SET TASK:
Write out the material again exactly, please, and omit the pictures.

RAW RECORDS:
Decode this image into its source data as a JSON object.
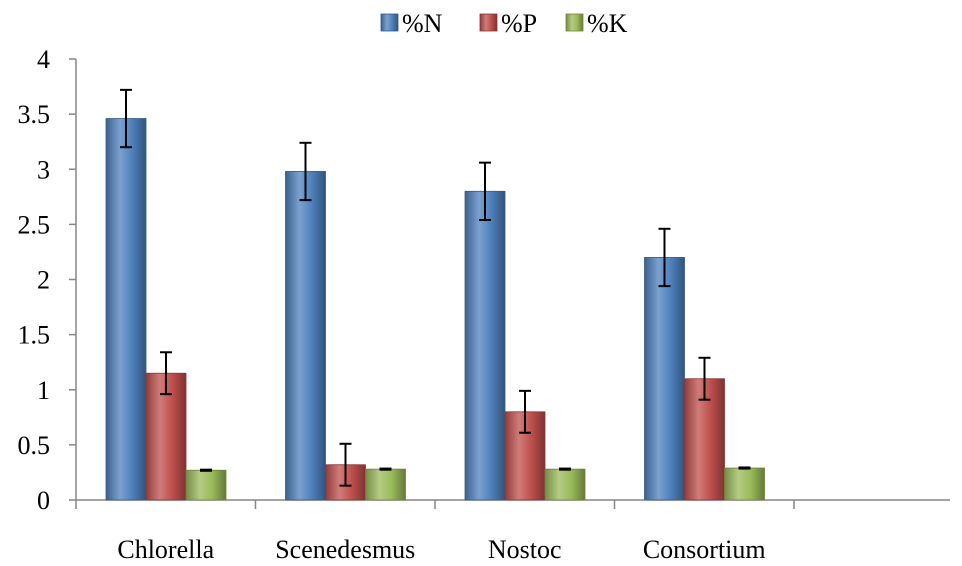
{
  "chart_data": {
    "type": "bar",
    "title": "",
    "xlabel": "",
    "ylabel": "",
    "categories": [
      "Chlorella",
      "Scenedesmus",
      "Nostoc",
      "Consortium"
    ],
    "extra_empty_category_slots": 1,
    "ylim": [
      0,
      4
    ],
    "yticks": [
      "0",
      "0.5",
      "1",
      "1.5",
      "2",
      "2.5",
      "3",
      "3.5",
      "4"
    ],
    "ytick_values": [
      0,
      0.5,
      1,
      1.5,
      2,
      2.5,
      3,
      3.5,
      4
    ],
    "grid": false,
    "legend_position": "top-center",
    "series": [
      {
        "name": "%N",
        "color": "#4f81bd",
        "values": [
          3.46,
          2.98,
          2.8,
          2.2
        ],
        "errors": [
          0.26,
          0.26,
          0.26,
          0.26
        ]
      },
      {
        "name": "%P",
        "color": "#c0504d",
        "values": [
          1.15,
          0.32,
          0.8,
          1.1
        ],
        "errors": [
          0.19,
          0.19,
          0.19,
          0.19
        ]
      },
      {
        "name": "%K",
        "color": "#9bbb59",
        "values": [
          0.27,
          0.28,
          0.28,
          0.29
        ],
        "errors": [
          0.005,
          0.005,
          0.005,
          0.005
        ]
      }
    ]
  }
}
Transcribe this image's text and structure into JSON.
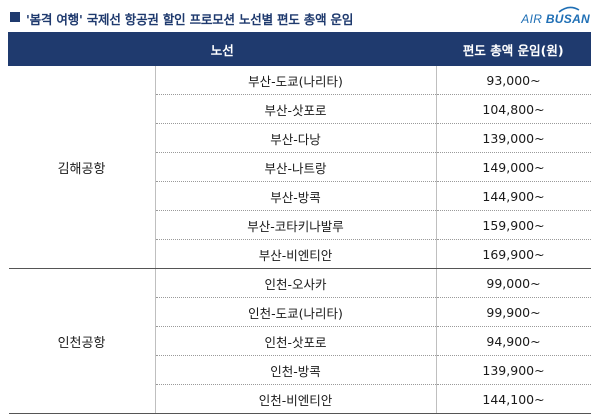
{
  "header": {
    "title": "'봄격 여행' 국제선 항공권 할인 프로모션 노선별 편도 총액 운임",
    "logo_prefix": "AIR",
    "logo_main": "BUSAN"
  },
  "table": {
    "col_route": "노선",
    "col_fare": "편도 총액 운임(원)",
    "groups": [
      {
        "airport": "김해공항",
        "rows": [
          {
            "route": "부산-도쿄(나리타)",
            "fare": "93,000~"
          },
          {
            "route": "부산-삿포로",
            "fare": "104,800~"
          },
          {
            "route": "부산-다낭",
            "fare": "139,000~"
          },
          {
            "route": "부산-나트랑",
            "fare": "149,000~"
          },
          {
            "route": "부산-방콕",
            "fare": "144,900~"
          },
          {
            "route": "부산-코타키나발루",
            "fare": "159,900~"
          },
          {
            "route": "부산-비엔티안",
            "fare": "169,900~"
          }
        ]
      },
      {
        "airport": "인천공항",
        "rows": [
          {
            "route": "인천-오사카",
            "fare": "99,000~"
          },
          {
            "route": "인천-도쿄(나리타)",
            "fare": "99,900~"
          },
          {
            "route": "인천-삿포로",
            "fare": "94,900~"
          },
          {
            "route": "인천-방콕",
            "fare": "139,900~"
          },
          {
            "route": "인천-비엔티안",
            "fare": "144,100~"
          }
        ]
      }
    ]
  },
  "colors": {
    "navy": "#1f3a6e",
    "logo_blue": "#1f6fb5"
  },
  "icons": {
    "bullet": "square-bullet-icon",
    "logo": "air-busan-logo-icon"
  }
}
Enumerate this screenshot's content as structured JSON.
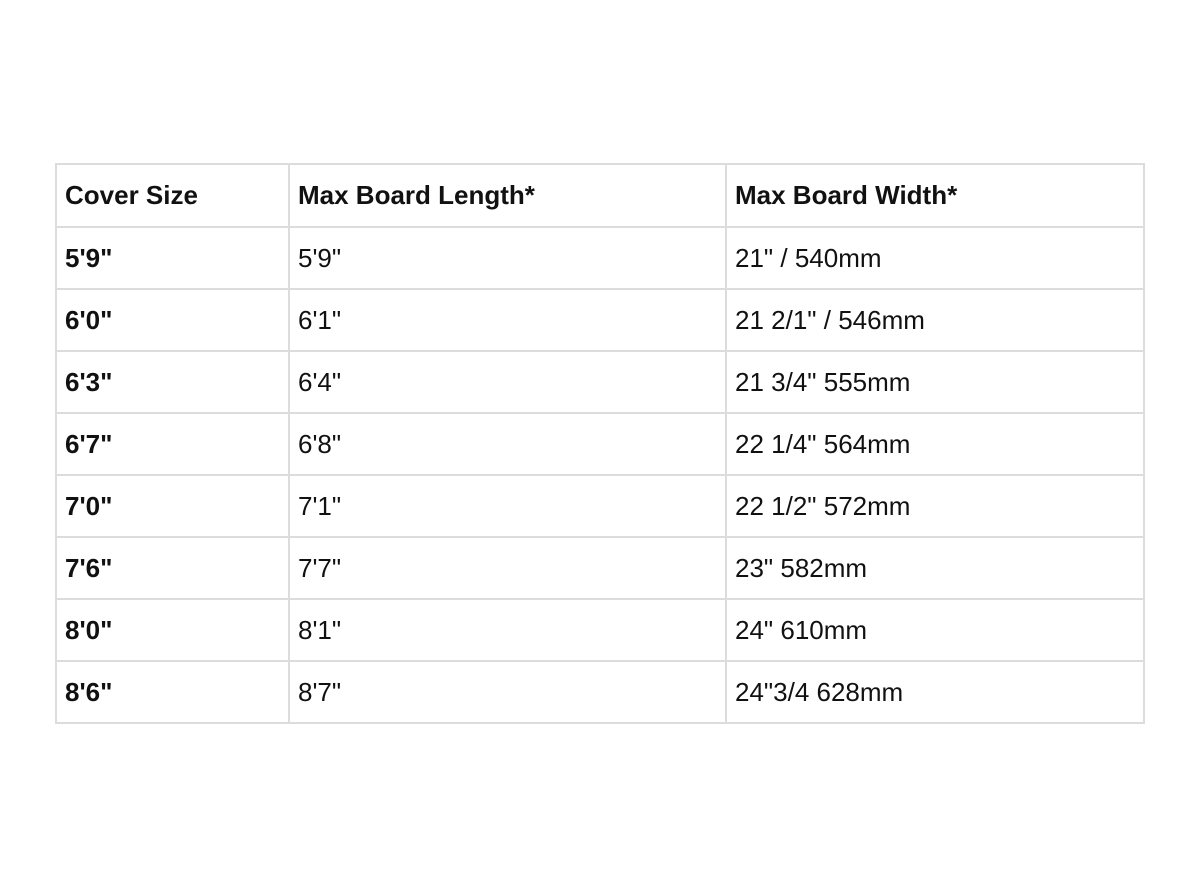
{
  "table": {
    "headers": [
      "Cover Size",
      "Max Board Length*",
      "Max Board Width*"
    ],
    "rows": [
      [
        "5'9\"",
        "5'9\"",
        "21\" / 540mm"
      ],
      [
        "6'0\"",
        "6'1\"",
        "21 2/1\" / 546mm"
      ],
      [
        "6'3\"",
        "6'4\"",
        "21 3/4\" 555mm"
      ],
      [
        "6'7\"",
        "6'8\"",
        "22 1/4\" 564mm"
      ],
      [
        "7'0\"",
        "7'1\"",
        "22 1/2\" 572mm"
      ],
      [
        "7'6\"",
        "7'7\"",
        "23\" 582mm"
      ],
      [
        "8'0\"",
        "8'1\"",
        "24\" 610mm"
      ],
      [
        "8'6\"",
        "8'7\"",
        "24\"3/4 628mm"
      ]
    ]
  }
}
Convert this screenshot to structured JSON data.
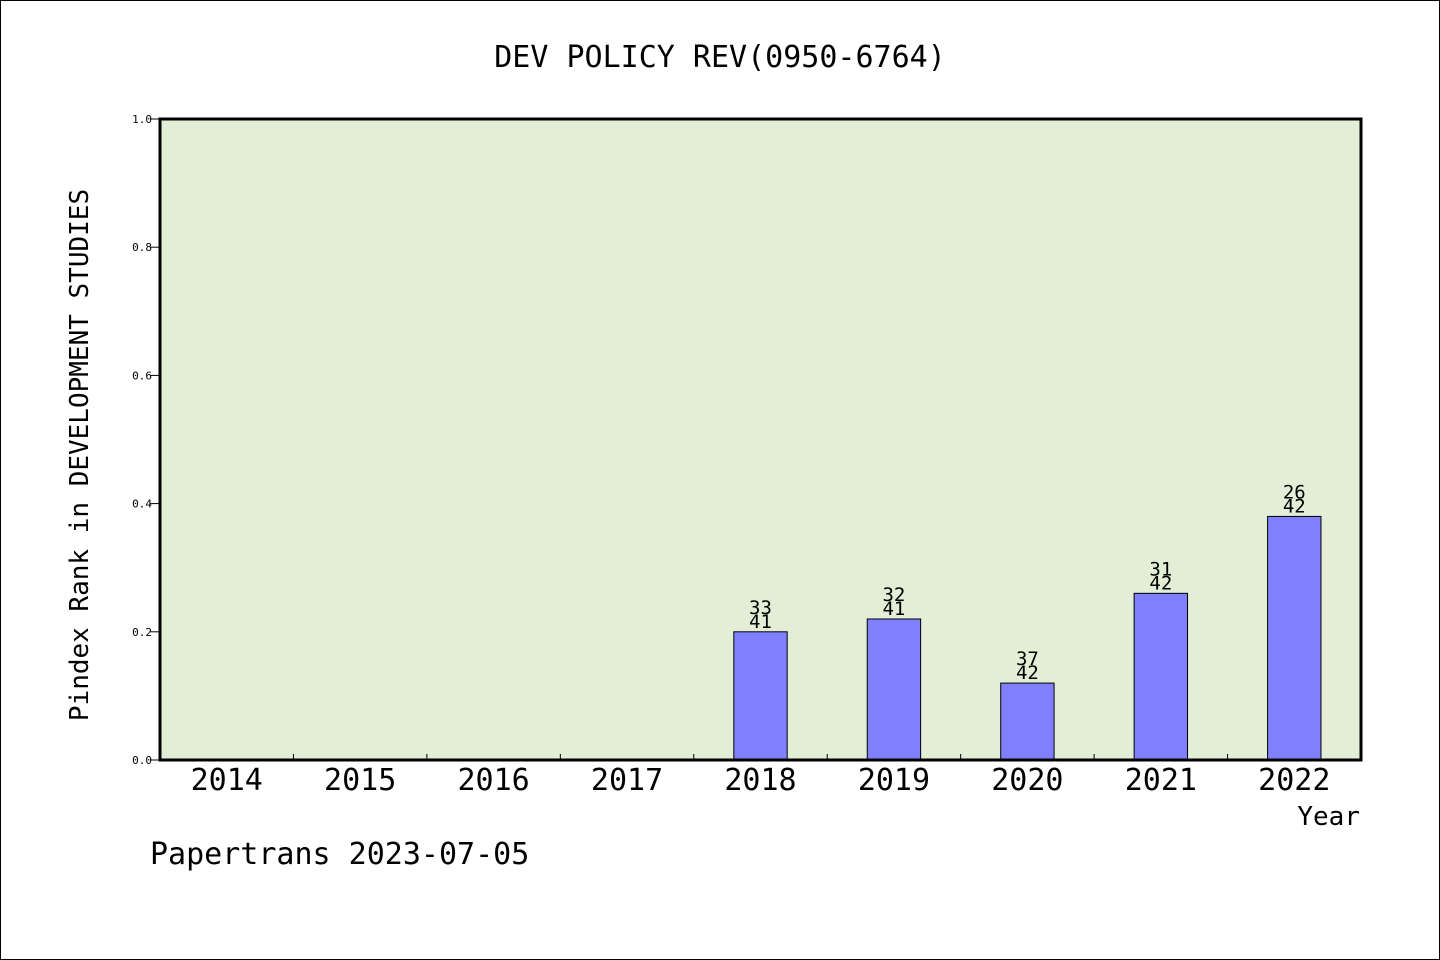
{
  "chart_data": {
    "type": "bar",
    "title": "DEV POLICY REV(0950-6764)",
    "xlabel": "Year",
    "ylabel": "Pindex Rank in DEVELOPMENT STUDIES",
    "categories": [
      "2014",
      "2015",
      "2016",
      "2017",
      "2018",
      "2019",
      "2020",
      "2021",
      "2022"
    ],
    "values": [
      null,
      null,
      null,
      null,
      0.2,
      0.22,
      0.12,
      0.26,
      0.38
    ],
    "rank_labels": [
      null,
      null,
      null,
      null,
      "33",
      "32",
      "37",
      "31",
      "26"
    ],
    "total_labels": [
      null,
      null,
      null,
      null,
      "41",
      "41",
      "42",
      "42",
      "42"
    ],
    "ylim": [
      0,
      1.0
    ],
    "yticks": [
      "0.0",
      "0.2",
      "0.4",
      "0.6",
      "0.8",
      "1.0"
    ],
    "grid": false,
    "colors": {
      "plot_background": "#e2efd6",
      "bar_fill": "#8080ff",
      "bar_stroke": "#000000"
    }
  },
  "footer": "Papertrans 2023-07-05"
}
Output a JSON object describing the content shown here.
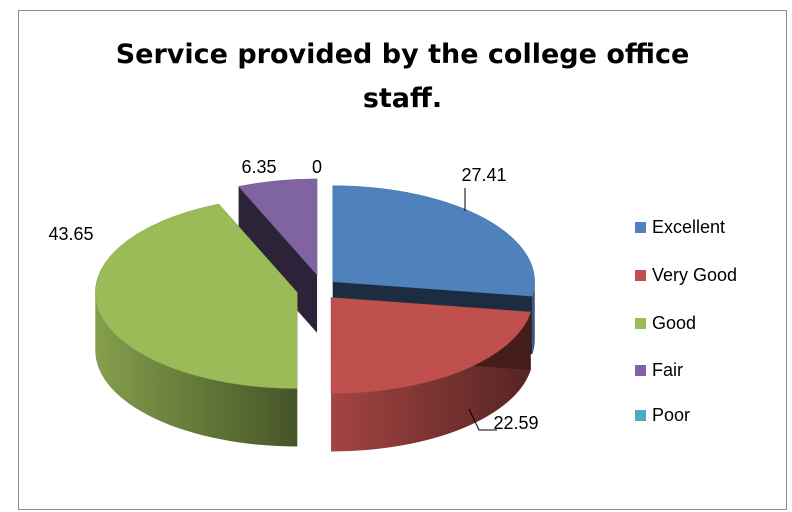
{
  "chart_data": {
    "type": "pie",
    "style": "3d-exploded",
    "title": "Service provided by the college office staff.",
    "categories": [
      "Excellent",
      "Very Good",
      "Good",
      "Fair",
      "Poor"
    ],
    "values": [
      27.41,
      22.59,
      43.65,
      6.35,
      0
    ],
    "data_labels": [
      "27.41",
      "22.59",
      "43.65",
      "6.35",
      "0"
    ],
    "colors": [
      "#4f81bd",
      "#c0504d",
      "#9bbb59",
      "#8064a2",
      "#4bacc6"
    ],
    "legend_position": "right"
  }
}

SOLUTION TO THE EXERCISE:
Decode this image into its source data as a JSON object.
{
  "chart_data": {
    "type": "bar",
    "title": "",
    "xlabel": "",
    "ylabel": "",
    "categories": [
      "Chlorella",
      "Scenedesmus",
      "Nostoc",
      "Consortium"
    ],
    "extra_empty_category_slots": 1,
    "ylim": [
      0,
      4
    ],
    "yticks": [
      "0",
      "0.5",
      "1",
      "1.5",
      "2",
      "2.5",
      "3",
      "3.5",
      "4"
    ],
    "ytick_values": [
      0,
      0.5,
      1,
      1.5,
      2,
      2.5,
      3,
      3.5,
      4
    ],
    "grid": false,
    "legend_position": "top-center",
    "series": [
      {
        "name": "%N",
        "color": "#4f81bd",
        "values": [
          3.46,
          2.98,
          2.8,
          2.2
        ],
        "errors": [
          0.26,
          0.26,
          0.26,
          0.26
        ]
      },
      {
        "name": "%P",
        "color": "#c0504d",
        "values": [
          1.15,
          0.32,
          0.8,
          1.1
        ],
        "errors": [
          0.19,
          0.19,
          0.19,
          0.19
        ]
      },
      {
        "name": "%K",
        "color": "#9bbb59",
        "values": [
          0.27,
          0.28,
          0.28,
          0.29
        ],
        "errors": [
          0.005,
          0.005,
          0.005,
          0.005
        ]
      }
    ]
  }
}
Transcribe this image's text and structure into JSON.
{
  "header": {
    "title": "'봄격 여행' 국제선 항공권 할인 프로모션 노선별 편도 총액 운임",
    "logo_prefix": "AIR",
    "logo_main": "BUSAN"
  },
  "table": {
    "col_route": "노선",
    "col_fare": "편도 총액 운임(원)",
    "groups": [
      {
        "airport": "김해공항",
        "rows": [
          {
            "route": "부산-도쿄(나리타)",
            "fare": "93,000~"
          },
          {
            "route": "부산-삿포로",
            "fare": "104,800~"
          },
          {
            "route": "부산-다낭",
            "fare": "139,000~"
          },
          {
            "route": "부산-나트랑",
            "fare": "149,000~"
          },
          {
            "route": "부산-방콕",
            "fare": "144,900~"
          },
          {
            "route": "부산-코타키나발루",
            "fare": "159,900~"
          },
          {
            "route": "부산-비엔티안",
            "fare": "169,900~"
          }
        ]
      },
      {
        "airport": "인천공항",
        "rows": [
          {
            "route": "인천-오사카",
            "fare": "99,000~"
          },
          {
            "route": "인천-도쿄(나리타)",
            "fare": "99,900~"
          },
          {
            "route": "인천-삿포로",
            "fare": "94,900~"
          },
          {
            "route": "인천-방콕",
            "fare": "139,900~"
          },
          {
            "route": "인천-비엔티안",
            "fare": "144,100~"
          }
        ]
      }
    ]
  },
  "colors": {
    "navy": "#1f3a6e",
    "logo_blue": "#1f6fb5"
  },
  "icons": {
    "bullet": "square-bullet-icon",
    "logo": "air-busan-logo-icon"
  }
}
Enumerate this screenshot's content as structured JSON.
{
  "table": {
    "headers": [
      "Cover Size",
      "Max Board Length*",
      "Max Board Width*"
    ],
    "rows": [
      [
        "5'9\"",
        "5'9\"",
        "21\" / 540mm"
      ],
      [
        "6'0\"",
        "6'1\"",
        "21 2/1\" / 546mm"
      ],
      [
        "6'3\"",
        "6'4\"",
        "21 3/4\" 555mm"
      ],
      [
        "6'7\"",
        "6'8\"",
        "22 1/4\" 564mm"
      ],
      [
        "7'0\"",
        "7'1\"",
        "22 1/2\" 572mm"
      ],
      [
        "7'6\"",
        "7'7\"",
        "23\" 582mm"
      ],
      [
        "8'0\"",
        "8'1\"",
        "24\" 610mm"
      ],
      [
        "8'6\"",
        "8'7\"",
        "24\"3/4 628mm"
      ]
    ]
  }
}
Convert this screenshot to structured JSON data.
{
  "chart_data": {
    "type": "bar",
    "title": "DEV POLICY REV(0950-6764)",
    "xlabel": "Year",
    "ylabel": "Pindex Rank in DEVELOPMENT STUDIES",
    "categories": [
      "2014",
      "2015",
      "2016",
      "2017",
      "2018",
      "2019",
      "2020",
      "2021",
      "2022"
    ],
    "values": [
      null,
      null,
      null,
      null,
      0.2,
      0.22,
      0.12,
      0.26,
      0.38
    ],
    "rank_labels": [
      null,
      null,
      null,
      null,
      "33",
      "32",
      "37",
      "31",
      "26"
    ],
    "total_labels": [
      null,
      null,
      null,
      null,
      "41",
      "41",
      "42",
      "42",
      "42"
    ],
    "ylim": [
      0,
      1.0
    ],
    "yticks": [
      "0.0",
      "0.2",
      "0.4",
      "0.6",
      "0.8",
      "1.0"
    ],
    "grid": false,
    "colors": {
      "plot_background": "#e2efd6",
      "bar_fill": "#8080ff",
      "bar_stroke": "#000000"
    }
  },
  "footer": "Papertrans 2023-07-05"
}
Output a JSON object describing the content shown here.
{
  "chart_data": {
    "type": "pie",
    "style": "3d-exploded",
    "title": "Service provided by the college office staff.",
    "categories": [
      "Excellent",
      "Very Good",
      "Good",
      "Fair",
      "Poor"
    ],
    "values": [
      27.41,
      22.59,
      43.65,
      6.35,
      0
    ],
    "data_labels": [
      "27.41",
      "22.59",
      "43.65",
      "6.35",
      "0"
    ],
    "colors": [
      "#4f81bd",
      "#c0504d",
      "#9bbb59",
      "#8064a2",
      "#4bacc6"
    ],
    "legend_position": "right"
  }
}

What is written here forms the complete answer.